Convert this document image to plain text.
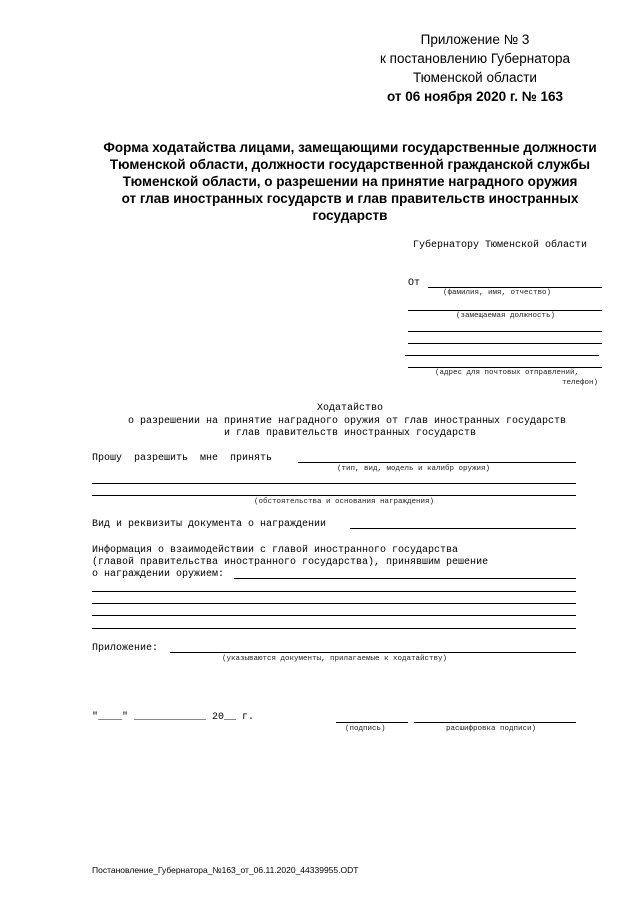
Приложение № 3
к постановлению Губернатора
Тюменской области
от 06 ноября 2020 г. № 163
Форма ходатайства лицами, замещающими государственные должности
Тюменской области, должности государственной гражданской службы
Тюменской области, о разрешении на принятие наградного оружия
от глав иностранных государств и глав правительств иностранных
государств
Губернатору Тюменской области
От
(фамилия, имя, отчество)
(замещаемая должность)
(адрес для почтовых отправлений,
телефон)
Ходатайство
о разрешении на принятие наградного оружия от глав иностранных государств
и глав правительств иностранных государств
Прошу  разрешить  мне  принять
(тип, вид, модель и калибр оружия)
(обстоятельства и основания награждения)
Вид и реквизиты документа о награждении
Информация о взаимодействии с главой иностранного государства
(главой правительства иностранного государства), принявшим решение
о награждении оружием:
Приложение:
(указываются документы, прилагаемые к ходатайству)
"____" ____________ 20__ г.
(подпись)	расшифровка подписи)
Постановление_Губернатора_№163_от_06.11.2020_44339955.ODT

## Exercise description
Output the entries above exactly, without their pictures.

## Answer
Convert this document image to plain text.
Приложение № 3
к постановлению Губернатора
Тюменской области
от 06 ноября 2020 г. № 163
Форма ходатайства лицами, замещающими государственные должности
Тюменской области, должности государственной гражданской службы
Тюменской области, о разрешении на принятие наградного оружия
от глав иностранных государств и глав правительств иностранных
государств
Губернатору Тюменской области
От
(фамилия, имя, отчество)
(замещаемая должность)
(адрес для почтовых отправлений,
телефон)
Ходатайство
о разрешении на принятие наградного оружия от глав иностранных государств
и глав правительств иностранных государств
Прошу  разрешить  мне  принять
(тип, вид, модель и калибр оружия)
(обстоятельства и основания награждения)
Вид и реквизиты документа о награждении
Информация о взаимодействии с главой иностранного государства
(главой правительства иностранного государства), принявшим решение
о награждении оружием:
Приложение:
(указываются документы, прилагаемые к ходатайству)
"____" ____________ 20__ г.
(подпись)	расшифровка подписи)
Постановление_Губернатора_№163_от_06.11.2020_44339955.ODT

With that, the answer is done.